::: EXTRACTED INFORMATION

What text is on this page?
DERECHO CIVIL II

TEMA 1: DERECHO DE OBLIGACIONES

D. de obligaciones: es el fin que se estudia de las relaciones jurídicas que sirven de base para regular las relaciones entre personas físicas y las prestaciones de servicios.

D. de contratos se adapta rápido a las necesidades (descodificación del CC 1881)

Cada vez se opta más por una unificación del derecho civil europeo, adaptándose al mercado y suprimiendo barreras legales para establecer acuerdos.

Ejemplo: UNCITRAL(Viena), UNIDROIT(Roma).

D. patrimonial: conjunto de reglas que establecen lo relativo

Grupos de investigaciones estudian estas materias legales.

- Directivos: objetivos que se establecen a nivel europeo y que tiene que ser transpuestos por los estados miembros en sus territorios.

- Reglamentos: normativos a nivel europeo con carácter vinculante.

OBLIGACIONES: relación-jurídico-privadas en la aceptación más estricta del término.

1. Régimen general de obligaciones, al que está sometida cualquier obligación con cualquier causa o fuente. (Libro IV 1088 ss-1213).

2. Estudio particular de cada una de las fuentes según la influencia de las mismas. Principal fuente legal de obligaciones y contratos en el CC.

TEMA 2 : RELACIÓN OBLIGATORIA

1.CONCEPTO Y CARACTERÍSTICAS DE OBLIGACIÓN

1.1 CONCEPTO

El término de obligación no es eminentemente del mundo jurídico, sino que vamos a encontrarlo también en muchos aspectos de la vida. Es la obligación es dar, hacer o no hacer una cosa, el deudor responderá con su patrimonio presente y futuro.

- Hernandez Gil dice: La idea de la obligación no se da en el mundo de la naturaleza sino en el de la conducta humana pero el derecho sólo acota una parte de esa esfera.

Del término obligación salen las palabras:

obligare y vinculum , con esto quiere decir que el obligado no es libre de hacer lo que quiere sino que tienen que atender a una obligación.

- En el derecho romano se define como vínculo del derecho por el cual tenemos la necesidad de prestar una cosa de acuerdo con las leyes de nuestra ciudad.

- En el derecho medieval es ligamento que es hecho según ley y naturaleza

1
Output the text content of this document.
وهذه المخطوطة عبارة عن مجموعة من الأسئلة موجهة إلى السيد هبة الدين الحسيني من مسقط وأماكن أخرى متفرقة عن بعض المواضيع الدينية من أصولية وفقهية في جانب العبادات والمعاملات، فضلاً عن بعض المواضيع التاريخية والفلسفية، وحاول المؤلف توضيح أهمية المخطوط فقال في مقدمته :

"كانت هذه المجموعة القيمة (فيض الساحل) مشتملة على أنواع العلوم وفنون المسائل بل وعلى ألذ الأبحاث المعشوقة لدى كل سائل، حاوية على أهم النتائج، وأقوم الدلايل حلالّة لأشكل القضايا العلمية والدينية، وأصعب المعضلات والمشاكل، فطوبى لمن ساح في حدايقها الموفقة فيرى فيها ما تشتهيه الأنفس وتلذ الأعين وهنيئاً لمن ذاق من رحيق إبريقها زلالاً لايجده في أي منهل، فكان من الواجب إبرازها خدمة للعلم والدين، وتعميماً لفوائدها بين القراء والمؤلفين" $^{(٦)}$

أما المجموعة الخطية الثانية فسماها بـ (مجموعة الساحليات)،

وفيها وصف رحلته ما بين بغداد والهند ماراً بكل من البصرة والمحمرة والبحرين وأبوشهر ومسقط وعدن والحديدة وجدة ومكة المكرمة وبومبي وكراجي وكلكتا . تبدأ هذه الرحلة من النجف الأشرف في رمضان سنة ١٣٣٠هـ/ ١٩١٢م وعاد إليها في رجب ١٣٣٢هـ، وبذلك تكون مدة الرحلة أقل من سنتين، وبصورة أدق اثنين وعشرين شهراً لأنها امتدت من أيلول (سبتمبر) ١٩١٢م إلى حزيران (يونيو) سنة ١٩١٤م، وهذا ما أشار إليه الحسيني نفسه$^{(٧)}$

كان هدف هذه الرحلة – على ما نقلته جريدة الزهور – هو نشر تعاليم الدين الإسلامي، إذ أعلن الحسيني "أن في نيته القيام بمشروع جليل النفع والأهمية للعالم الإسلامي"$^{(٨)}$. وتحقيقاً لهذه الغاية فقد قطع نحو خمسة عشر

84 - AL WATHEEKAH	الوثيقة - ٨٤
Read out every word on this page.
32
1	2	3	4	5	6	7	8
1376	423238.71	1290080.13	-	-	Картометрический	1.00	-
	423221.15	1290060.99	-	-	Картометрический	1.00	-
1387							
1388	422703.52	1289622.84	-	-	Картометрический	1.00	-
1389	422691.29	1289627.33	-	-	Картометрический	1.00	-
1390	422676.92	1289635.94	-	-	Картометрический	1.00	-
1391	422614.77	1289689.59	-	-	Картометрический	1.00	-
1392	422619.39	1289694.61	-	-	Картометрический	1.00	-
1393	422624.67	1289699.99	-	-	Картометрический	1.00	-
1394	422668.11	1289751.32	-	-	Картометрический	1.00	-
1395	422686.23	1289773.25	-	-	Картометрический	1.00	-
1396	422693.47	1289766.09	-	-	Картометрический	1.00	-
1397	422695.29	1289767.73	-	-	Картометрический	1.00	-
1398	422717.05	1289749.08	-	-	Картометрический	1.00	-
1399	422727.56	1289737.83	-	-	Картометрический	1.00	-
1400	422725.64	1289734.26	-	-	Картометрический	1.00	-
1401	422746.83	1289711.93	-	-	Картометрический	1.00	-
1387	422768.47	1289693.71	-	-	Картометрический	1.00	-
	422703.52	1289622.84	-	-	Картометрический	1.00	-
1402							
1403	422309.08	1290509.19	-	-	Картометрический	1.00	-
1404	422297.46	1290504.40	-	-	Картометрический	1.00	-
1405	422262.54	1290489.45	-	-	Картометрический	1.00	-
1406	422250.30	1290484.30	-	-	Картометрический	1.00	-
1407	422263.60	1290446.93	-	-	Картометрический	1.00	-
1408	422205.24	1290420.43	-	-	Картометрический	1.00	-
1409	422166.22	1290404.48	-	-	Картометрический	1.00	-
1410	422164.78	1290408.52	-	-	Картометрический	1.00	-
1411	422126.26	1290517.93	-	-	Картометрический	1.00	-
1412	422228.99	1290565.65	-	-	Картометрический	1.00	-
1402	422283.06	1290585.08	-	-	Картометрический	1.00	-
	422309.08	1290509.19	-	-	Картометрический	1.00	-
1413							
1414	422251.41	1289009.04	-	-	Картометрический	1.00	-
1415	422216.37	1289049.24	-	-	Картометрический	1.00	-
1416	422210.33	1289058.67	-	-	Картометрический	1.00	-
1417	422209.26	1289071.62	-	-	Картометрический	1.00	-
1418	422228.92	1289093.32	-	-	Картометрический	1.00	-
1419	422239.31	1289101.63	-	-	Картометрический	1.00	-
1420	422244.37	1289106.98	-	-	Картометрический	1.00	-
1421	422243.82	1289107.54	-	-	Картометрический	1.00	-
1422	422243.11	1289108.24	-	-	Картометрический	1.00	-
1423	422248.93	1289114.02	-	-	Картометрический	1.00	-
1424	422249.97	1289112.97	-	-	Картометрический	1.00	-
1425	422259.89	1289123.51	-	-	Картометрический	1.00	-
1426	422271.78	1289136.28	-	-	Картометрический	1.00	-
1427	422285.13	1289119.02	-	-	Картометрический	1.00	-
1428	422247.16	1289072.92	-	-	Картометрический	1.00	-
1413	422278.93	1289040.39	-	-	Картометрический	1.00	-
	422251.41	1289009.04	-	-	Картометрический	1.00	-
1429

::::::

TASK DESCRIPTION
Look through the entries above and report each line where the string "text" occurs.

RESPONSE TO THIS EXERCISE
What text is on this page?
Output the text content of this document.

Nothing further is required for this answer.